### SUPPLIED DATA ###

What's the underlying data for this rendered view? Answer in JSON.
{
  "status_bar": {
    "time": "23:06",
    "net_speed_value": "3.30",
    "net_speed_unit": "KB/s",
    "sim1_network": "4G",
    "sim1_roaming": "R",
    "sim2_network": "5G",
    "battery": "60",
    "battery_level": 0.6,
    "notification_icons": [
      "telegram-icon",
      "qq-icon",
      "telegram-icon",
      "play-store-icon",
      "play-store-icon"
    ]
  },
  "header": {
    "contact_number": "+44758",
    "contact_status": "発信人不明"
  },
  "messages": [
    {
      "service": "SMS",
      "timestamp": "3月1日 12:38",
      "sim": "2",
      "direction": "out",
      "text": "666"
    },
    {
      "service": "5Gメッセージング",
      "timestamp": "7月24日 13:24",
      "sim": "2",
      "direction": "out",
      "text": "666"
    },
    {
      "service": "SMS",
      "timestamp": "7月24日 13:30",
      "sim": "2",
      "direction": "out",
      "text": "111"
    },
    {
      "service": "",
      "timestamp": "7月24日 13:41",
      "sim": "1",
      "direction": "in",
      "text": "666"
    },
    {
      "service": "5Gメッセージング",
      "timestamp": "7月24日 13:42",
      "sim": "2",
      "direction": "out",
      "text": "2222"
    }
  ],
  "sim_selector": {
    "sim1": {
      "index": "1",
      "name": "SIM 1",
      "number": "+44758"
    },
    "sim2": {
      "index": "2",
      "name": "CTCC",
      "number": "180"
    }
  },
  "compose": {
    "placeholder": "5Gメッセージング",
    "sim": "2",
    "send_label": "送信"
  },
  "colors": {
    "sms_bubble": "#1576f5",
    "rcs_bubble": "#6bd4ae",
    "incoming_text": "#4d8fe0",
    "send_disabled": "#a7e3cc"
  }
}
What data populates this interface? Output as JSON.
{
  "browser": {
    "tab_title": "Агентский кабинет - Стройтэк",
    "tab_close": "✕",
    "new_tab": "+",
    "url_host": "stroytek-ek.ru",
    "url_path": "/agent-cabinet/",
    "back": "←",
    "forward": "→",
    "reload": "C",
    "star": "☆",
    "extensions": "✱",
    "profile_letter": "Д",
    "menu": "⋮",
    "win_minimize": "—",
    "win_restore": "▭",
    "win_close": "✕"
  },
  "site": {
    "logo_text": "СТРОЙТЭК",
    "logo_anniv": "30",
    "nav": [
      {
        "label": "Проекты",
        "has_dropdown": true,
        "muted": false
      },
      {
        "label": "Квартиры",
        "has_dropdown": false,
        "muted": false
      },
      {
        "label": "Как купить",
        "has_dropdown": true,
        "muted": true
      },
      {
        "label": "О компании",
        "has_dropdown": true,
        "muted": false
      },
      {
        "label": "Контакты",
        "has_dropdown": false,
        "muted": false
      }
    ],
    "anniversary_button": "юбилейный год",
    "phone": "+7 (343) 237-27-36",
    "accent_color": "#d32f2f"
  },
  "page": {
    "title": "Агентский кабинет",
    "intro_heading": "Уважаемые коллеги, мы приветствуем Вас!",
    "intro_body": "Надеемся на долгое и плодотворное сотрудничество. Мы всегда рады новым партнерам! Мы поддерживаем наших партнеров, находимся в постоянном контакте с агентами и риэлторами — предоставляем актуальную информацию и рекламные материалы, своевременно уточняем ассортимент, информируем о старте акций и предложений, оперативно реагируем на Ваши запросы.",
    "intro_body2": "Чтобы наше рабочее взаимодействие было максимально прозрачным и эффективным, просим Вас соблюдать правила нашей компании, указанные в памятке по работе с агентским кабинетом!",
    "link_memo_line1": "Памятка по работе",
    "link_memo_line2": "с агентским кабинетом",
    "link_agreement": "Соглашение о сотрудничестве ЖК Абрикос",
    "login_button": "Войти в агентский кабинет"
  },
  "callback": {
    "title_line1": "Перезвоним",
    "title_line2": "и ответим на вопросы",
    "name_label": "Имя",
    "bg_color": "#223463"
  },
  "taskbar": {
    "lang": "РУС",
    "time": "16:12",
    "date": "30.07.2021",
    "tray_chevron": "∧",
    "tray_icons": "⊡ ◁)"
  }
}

###

Copy the material above verbatim.

__ANSWER TO THIS PROBLEM__
What's the underlying data for this rendered view? Answer in JSON.
{
  "status_bar": {
    "time": "23:06",
    "net_speed_value": "3.30",
    "net_speed_unit": "KB/s",
    "sim1_network": "4G",
    "sim1_roaming": "R",
    "sim2_network": "5G",
    "battery": "60",
    "battery_level": 0.6,
    "notification_icons": [
      "telegram-icon",
      "qq-icon",
      "telegram-icon",
      "play-store-icon",
      "play-store-icon"
    ]
  },
  "header": {
    "contact_number": "+44758",
    "contact_status": "発信人不明"
  },
  "messages": [
    {
      "service": "SMS",
      "timestamp": "3月1日 12:38",
      "sim": "2",
      "direction": "out",
      "text": "666"
    },
    {
      "service": "5Gメッセージング",
      "timestamp": "7月24日 13:24",
      "sim": "2",
      "direction": "out",
      "text": "666"
    },
    {
      "service": "SMS",
      "timestamp": "7月24日 13:30",
      "sim": "2",
      "direction": "out",
      "text": "111"
    },
    {
      "service": "",
      "timestamp": "7月24日 13:41",
      "sim": "1",
      "direction": "in",
      "text": "666"
    },
    {
      "service": "5Gメッセージング",
      "timestamp": "7月24日 13:42",
      "sim": "2",
      "direction": "out",
      "text": "2222"
    }
  ],
  "sim_selector": {
    "sim1": {
      "index": "1",
      "name": "SIM 1",
      "number": "+44758"
    },
    "sim2": {
      "index": "2",
      "name": "CTCC",
      "number": "180"
    }
  },
  "compose": {
    "placeholder": "5Gメッセージング",
    "sim": "2",
    "send_label": "送信"
  },
  "colors": {
    "sms_bubble": "#1576f5",
    "rcs_bubble": "#6bd4ae",
    "incoming_text": "#4d8fe0",
    "send_disabled": "#a7e3cc"
  }
}
What data populates this interface? Output as JSON.
{
  "browser": {
    "tab_title": "Агентский кабинет - Стройтэк",
    "tab_close": "✕",
    "new_tab": "+",
    "url_host": "stroytek-ek.ru",
    "url_path": "/agent-cabinet/",
    "back": "←",
    "forward": "→",
    "reload": "C",
    "star": "☆",
    "extensions": "✱",
    "profile_letter": "Д",
    "menu": "⋮",
    "win_minimize": "—",
    "win_restore": "▭",
    "win_close": "✕"
  },
  "site": {
    "logo_text": "СТРОЙТЭК",
    "logo_anniv": "30",
    "nav": [
      {
        "label": "Проекты",
        "has_dropdown": true,
        "muted": false
      },
      {
        "label": "Квартиры",
        "has_dropdown": false,
        "muted": false
      },
      {
        "label": "Как купить",
        "has_dropdown": true,
        "muted": true
      },
      {
        "label": "О компании",
        "has_dropdown": true,
        "muted": false
      },
      {
        "label": "Контакты",
        "has_dropdown": false,
        "muted": false
      }
    ],
    "anniversary_button": "юбилейный год",
    "phone": "+7 (343) 237-27-36",
    "accent_color": "#d32f2f"
  },
  "page": {
    "title": "Агентский кабинет",
    "intro_heading": "Уважаемые коллеги, мы приветствуем Вас!",
    "intro_body": "Надеемся на долгое и плодотворное сотрудничество. Мы всегда рады новым партнерам! Мы поддерживаем наших партнеров, находимся в постоянном контакте с агентами и риэлторами — предоставляем актуальную информацию и рекламные материалы, своевременно уточняем ассортимент, информируем о старте акций и предложений, оперативно реагируем на Ваши запросы.",
    "intro_body2": "Чтобы наше рабочее взаимодействие было максимально прозрачным и эффективным, просим Вас соблюдать правила нашей компании, указанные в памятке по работе с агентским кабинетом!",
    "link_memo_line1": "Памятка по работе",
    "link_memo_line2": "с агентским кабинетом",
    "link_agreement": "Соглашение о сотрудничестве ЖК Абрикос",
    "login_button": "Войти в агентский кабинет"
  },
  "callback": {
    "title_line1": "Перезвоним",
    "title_line2": "и ответим на вопросы",
    "name_label": "Имя",
    "bg_color": "#223463"
  },
  "taskbar": {
    "lang": "РУС",
    "time": "16:12",
    "date": "30.07.2021",
    "tray_chevron": "∧",
    "tray_icons": "⊡ ◁)"
  }
}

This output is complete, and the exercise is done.